## begin
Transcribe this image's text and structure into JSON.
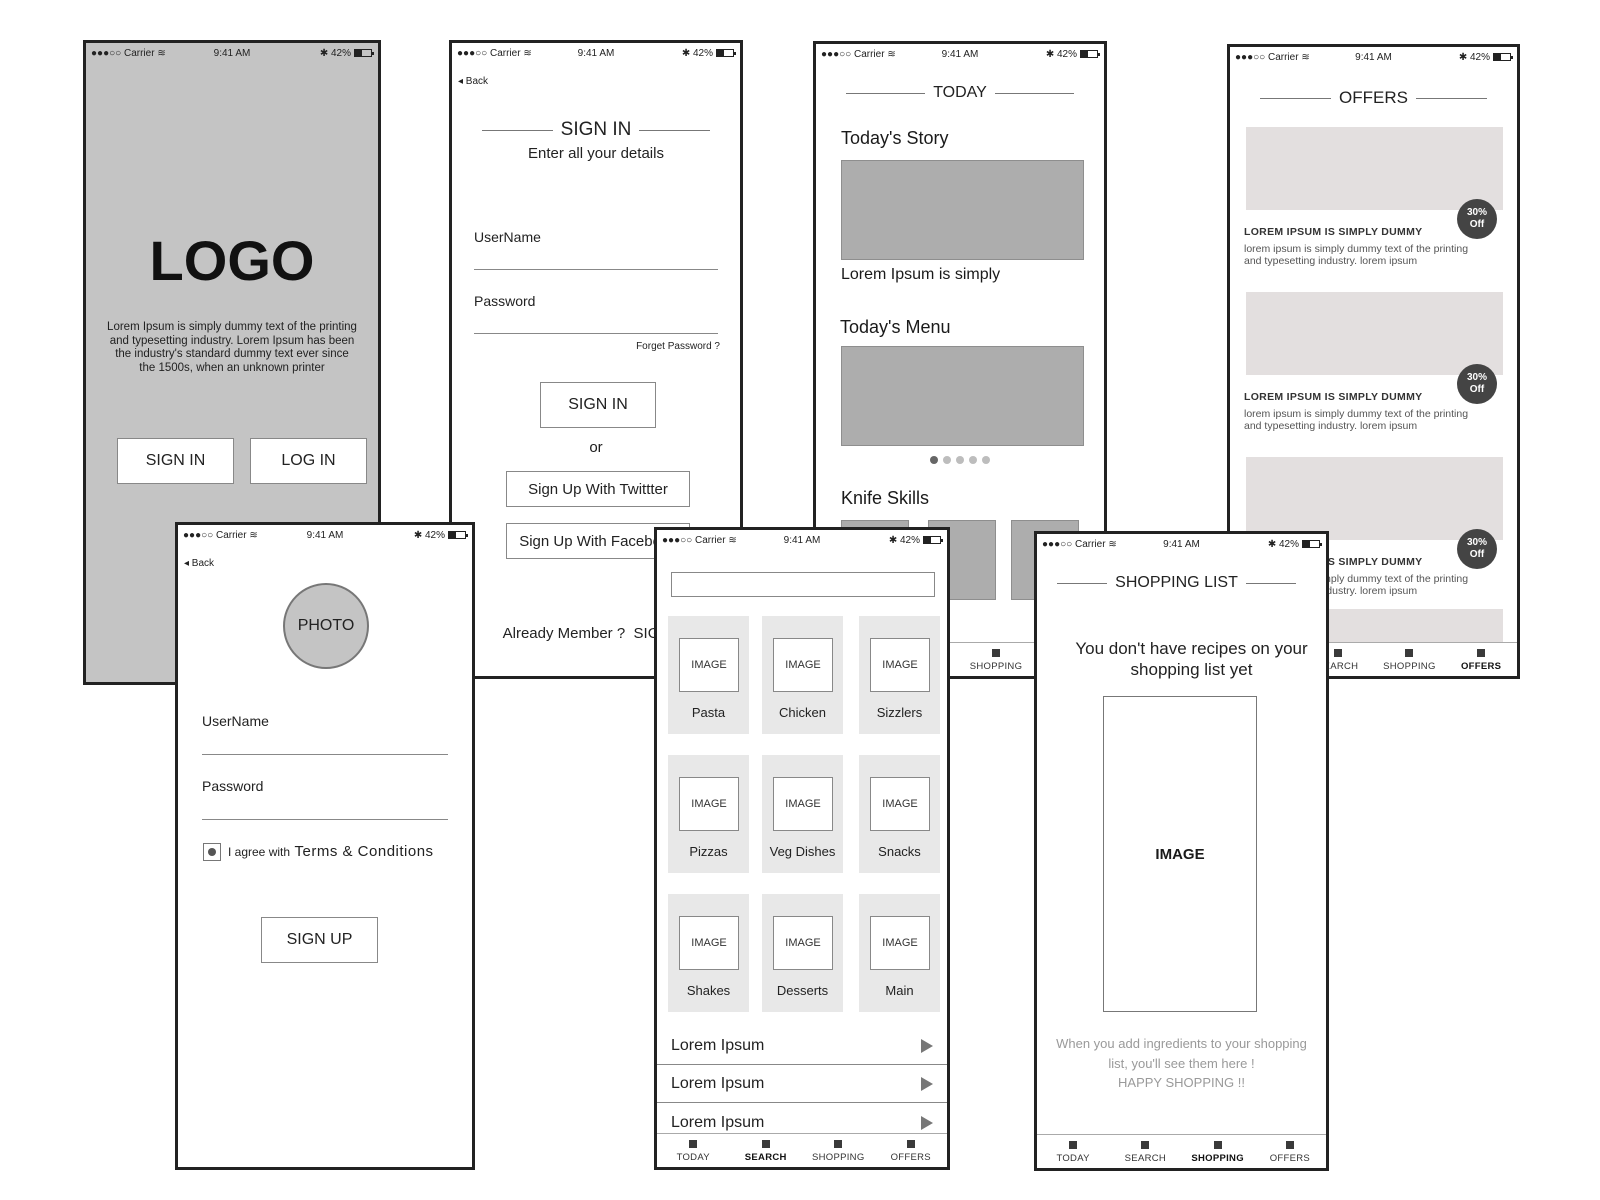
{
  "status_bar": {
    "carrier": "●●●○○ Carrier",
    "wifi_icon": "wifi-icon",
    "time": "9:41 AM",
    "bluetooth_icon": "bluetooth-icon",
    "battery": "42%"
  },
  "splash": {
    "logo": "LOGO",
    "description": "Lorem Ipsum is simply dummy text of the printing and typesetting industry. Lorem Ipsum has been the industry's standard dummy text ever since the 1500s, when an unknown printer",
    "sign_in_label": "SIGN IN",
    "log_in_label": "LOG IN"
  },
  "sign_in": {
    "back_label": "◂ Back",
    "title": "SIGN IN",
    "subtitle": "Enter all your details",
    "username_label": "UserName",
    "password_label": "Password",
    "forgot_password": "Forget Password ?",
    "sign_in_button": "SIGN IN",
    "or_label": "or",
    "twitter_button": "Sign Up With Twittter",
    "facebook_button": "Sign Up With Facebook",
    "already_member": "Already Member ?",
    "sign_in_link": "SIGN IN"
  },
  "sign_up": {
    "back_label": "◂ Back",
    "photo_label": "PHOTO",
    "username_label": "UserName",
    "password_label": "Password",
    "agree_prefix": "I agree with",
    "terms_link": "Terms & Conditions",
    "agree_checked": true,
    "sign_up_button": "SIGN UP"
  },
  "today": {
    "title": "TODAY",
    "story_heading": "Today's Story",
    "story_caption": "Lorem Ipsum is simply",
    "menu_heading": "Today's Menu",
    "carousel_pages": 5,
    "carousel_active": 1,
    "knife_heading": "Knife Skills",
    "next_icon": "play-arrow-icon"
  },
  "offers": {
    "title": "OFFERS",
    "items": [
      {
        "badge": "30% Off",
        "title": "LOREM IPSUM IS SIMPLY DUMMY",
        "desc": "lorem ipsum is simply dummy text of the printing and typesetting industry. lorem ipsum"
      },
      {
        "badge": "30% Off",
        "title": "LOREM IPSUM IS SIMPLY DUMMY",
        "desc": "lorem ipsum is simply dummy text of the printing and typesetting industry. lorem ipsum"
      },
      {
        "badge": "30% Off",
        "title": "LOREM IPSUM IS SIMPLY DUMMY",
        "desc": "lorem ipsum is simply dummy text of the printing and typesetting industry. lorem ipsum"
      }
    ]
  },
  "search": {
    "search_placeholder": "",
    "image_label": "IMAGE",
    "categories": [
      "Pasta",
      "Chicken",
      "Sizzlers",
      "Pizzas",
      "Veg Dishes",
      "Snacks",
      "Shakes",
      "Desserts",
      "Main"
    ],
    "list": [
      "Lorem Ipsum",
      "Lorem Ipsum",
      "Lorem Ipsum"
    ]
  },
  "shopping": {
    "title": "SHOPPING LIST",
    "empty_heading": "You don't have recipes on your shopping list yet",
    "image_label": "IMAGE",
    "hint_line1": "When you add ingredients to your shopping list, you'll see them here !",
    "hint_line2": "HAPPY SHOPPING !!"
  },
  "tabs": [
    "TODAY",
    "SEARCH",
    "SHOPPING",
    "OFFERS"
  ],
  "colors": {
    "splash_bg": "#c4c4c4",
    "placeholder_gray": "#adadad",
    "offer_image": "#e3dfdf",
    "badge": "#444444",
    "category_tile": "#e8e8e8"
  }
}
## end
## begin
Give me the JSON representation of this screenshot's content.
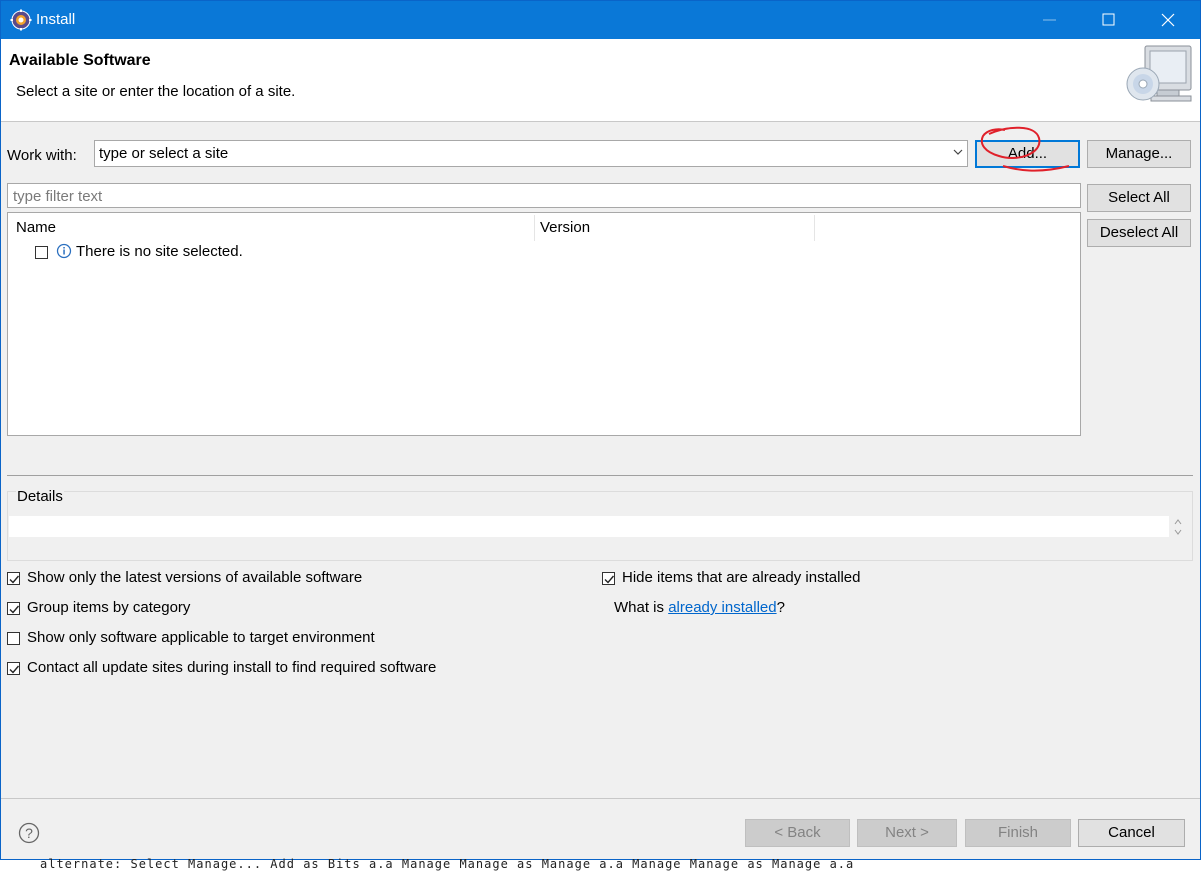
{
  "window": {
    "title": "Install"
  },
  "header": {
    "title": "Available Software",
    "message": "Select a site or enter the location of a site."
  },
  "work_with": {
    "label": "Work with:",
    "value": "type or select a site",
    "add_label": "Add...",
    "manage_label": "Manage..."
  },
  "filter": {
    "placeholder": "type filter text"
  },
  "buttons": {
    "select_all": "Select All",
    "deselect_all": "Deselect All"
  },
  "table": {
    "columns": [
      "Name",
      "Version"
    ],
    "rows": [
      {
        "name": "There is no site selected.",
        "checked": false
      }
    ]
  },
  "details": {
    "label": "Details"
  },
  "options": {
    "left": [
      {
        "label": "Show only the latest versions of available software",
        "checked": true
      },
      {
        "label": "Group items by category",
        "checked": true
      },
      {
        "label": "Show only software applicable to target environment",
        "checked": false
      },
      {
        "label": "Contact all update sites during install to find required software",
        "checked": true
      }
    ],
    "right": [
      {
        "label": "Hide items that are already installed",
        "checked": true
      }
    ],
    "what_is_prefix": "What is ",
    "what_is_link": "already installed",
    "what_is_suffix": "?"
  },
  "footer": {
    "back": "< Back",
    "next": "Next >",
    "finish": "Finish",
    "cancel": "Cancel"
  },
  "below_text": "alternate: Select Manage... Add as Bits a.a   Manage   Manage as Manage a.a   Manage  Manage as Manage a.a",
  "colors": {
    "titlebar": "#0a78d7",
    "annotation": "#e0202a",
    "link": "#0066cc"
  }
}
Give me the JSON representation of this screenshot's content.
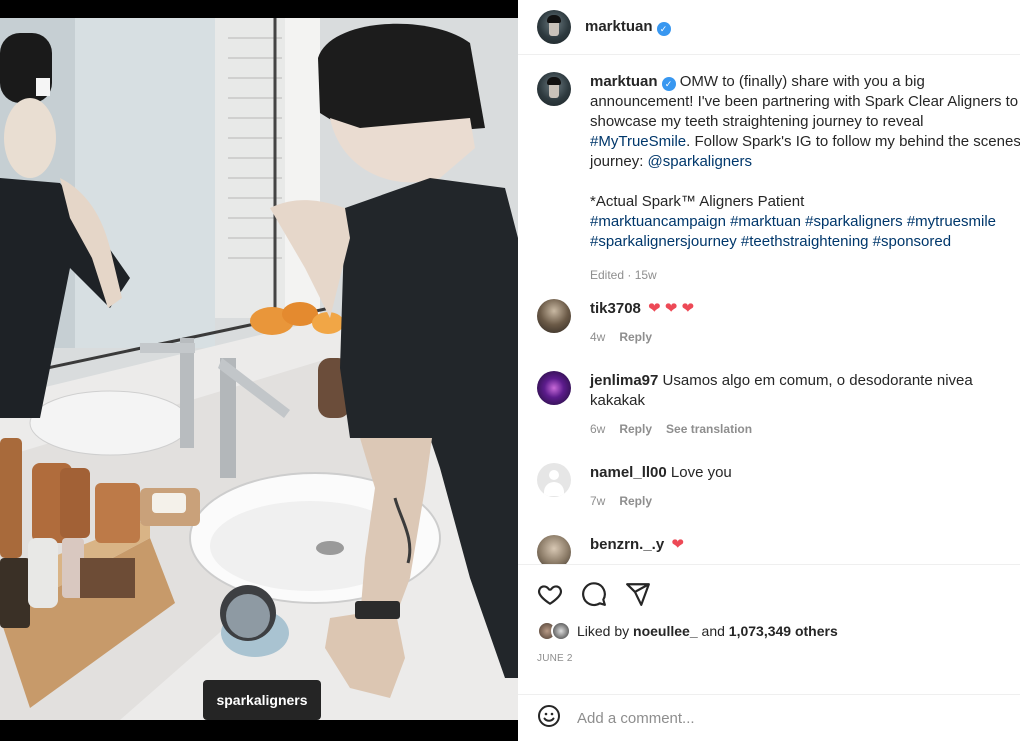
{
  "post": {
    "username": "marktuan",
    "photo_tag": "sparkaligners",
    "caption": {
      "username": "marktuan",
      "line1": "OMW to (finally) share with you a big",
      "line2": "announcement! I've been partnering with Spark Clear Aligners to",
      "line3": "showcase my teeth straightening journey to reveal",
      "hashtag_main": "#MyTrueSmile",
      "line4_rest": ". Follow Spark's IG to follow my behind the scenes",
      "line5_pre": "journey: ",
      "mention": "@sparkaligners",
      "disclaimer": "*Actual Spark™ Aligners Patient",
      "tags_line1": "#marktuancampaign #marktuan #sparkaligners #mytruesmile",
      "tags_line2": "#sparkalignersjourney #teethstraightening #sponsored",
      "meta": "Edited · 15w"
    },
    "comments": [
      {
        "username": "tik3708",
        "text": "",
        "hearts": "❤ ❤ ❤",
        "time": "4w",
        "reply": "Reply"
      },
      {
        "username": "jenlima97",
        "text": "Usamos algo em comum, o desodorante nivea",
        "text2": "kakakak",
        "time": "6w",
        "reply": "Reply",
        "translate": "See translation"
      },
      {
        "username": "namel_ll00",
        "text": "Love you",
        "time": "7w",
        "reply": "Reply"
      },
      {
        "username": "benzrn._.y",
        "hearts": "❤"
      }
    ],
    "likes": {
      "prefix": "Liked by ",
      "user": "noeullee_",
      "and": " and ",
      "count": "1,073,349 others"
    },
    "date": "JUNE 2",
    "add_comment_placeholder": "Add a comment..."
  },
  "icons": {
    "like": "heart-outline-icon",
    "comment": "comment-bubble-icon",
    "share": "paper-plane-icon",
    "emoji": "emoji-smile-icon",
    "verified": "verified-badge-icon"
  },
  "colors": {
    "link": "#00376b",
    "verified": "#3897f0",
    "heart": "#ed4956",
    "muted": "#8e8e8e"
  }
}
## end
> **STATED PROBLEM**: In the records above, how many lines include "installed"? Give that number and nothing more.

> **ANSWER TO THE TASK**: 2